• **TO BE DONE**
List each line of the data that holds the word "USDA".

• **GIVEN DATA**
********************
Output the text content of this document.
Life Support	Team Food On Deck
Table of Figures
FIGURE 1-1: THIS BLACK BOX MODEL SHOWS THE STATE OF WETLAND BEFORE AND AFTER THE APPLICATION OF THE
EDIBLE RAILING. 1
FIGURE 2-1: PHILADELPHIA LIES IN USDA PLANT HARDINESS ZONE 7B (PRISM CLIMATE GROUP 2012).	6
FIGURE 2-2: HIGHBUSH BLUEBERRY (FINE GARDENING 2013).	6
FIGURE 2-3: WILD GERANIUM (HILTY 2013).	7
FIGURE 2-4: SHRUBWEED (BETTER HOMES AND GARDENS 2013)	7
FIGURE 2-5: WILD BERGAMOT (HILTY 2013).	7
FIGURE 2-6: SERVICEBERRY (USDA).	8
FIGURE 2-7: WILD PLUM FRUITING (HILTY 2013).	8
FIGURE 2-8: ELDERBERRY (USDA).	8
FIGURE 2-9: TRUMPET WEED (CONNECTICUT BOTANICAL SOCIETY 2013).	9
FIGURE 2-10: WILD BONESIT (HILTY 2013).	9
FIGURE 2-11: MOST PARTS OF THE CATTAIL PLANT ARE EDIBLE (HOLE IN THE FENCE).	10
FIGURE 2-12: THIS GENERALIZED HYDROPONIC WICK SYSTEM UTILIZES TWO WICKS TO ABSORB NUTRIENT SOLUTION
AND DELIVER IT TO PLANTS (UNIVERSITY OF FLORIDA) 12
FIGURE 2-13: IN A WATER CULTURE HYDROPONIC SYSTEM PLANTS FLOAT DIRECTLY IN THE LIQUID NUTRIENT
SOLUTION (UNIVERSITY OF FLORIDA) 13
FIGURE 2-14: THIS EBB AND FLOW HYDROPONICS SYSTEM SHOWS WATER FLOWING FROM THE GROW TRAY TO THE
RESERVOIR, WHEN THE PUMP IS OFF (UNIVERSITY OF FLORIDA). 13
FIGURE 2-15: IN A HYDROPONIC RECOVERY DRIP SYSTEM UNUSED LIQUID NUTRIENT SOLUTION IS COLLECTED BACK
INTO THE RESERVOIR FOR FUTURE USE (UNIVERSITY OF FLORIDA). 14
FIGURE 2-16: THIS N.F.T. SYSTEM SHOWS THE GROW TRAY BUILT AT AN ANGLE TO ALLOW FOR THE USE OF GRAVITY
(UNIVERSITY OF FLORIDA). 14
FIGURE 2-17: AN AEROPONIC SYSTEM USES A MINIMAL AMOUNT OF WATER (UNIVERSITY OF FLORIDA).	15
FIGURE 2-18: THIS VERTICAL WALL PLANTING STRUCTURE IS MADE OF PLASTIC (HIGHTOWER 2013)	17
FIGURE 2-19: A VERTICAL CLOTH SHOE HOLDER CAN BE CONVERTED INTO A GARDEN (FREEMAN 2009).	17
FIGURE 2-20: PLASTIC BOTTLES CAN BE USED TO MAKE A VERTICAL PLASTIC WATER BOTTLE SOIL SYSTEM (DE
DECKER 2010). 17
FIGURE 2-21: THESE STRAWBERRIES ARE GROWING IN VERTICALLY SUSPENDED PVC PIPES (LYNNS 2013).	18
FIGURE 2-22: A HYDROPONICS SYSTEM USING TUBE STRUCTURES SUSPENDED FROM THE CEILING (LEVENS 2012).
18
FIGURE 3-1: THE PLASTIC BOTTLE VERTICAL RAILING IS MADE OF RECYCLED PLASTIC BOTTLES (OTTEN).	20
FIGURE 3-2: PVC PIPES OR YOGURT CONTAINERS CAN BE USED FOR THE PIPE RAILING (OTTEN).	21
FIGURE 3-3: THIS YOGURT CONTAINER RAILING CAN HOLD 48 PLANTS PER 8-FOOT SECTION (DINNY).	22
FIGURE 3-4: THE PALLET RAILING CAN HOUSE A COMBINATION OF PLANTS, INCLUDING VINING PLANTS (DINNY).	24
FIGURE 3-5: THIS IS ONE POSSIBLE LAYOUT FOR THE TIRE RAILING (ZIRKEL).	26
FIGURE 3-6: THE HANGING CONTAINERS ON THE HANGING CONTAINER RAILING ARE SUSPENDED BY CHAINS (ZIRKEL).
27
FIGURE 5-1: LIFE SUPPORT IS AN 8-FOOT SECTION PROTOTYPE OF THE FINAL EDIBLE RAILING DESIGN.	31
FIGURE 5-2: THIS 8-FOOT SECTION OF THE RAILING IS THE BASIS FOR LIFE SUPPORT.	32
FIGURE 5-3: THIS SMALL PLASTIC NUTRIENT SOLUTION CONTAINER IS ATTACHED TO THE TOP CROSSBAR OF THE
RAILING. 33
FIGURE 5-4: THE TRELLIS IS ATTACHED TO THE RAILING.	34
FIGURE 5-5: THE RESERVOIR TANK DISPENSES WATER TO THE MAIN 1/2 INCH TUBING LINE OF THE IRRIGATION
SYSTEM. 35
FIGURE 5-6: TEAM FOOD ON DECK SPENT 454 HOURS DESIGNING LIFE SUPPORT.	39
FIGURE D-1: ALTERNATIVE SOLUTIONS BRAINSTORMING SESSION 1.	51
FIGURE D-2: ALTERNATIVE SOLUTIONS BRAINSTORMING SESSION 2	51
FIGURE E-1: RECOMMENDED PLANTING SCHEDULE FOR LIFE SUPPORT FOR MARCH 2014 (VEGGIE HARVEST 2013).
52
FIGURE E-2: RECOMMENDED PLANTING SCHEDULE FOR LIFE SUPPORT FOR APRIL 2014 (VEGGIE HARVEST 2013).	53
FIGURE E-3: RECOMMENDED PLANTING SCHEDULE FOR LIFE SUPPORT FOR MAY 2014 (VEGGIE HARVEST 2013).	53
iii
********************
• **COMPLETE RESPONSE**
FIGURE 2-1: PHILADELPHIA LIES IN USDA PLANT HARDINESS ZONE 7B (PRISM CLIMATE GROUP 2012).	6
FIGURE 2-6: SERVICEBERRY (USDA).	8
FIGURE 2-8: ELDERBERRY (USDA).	8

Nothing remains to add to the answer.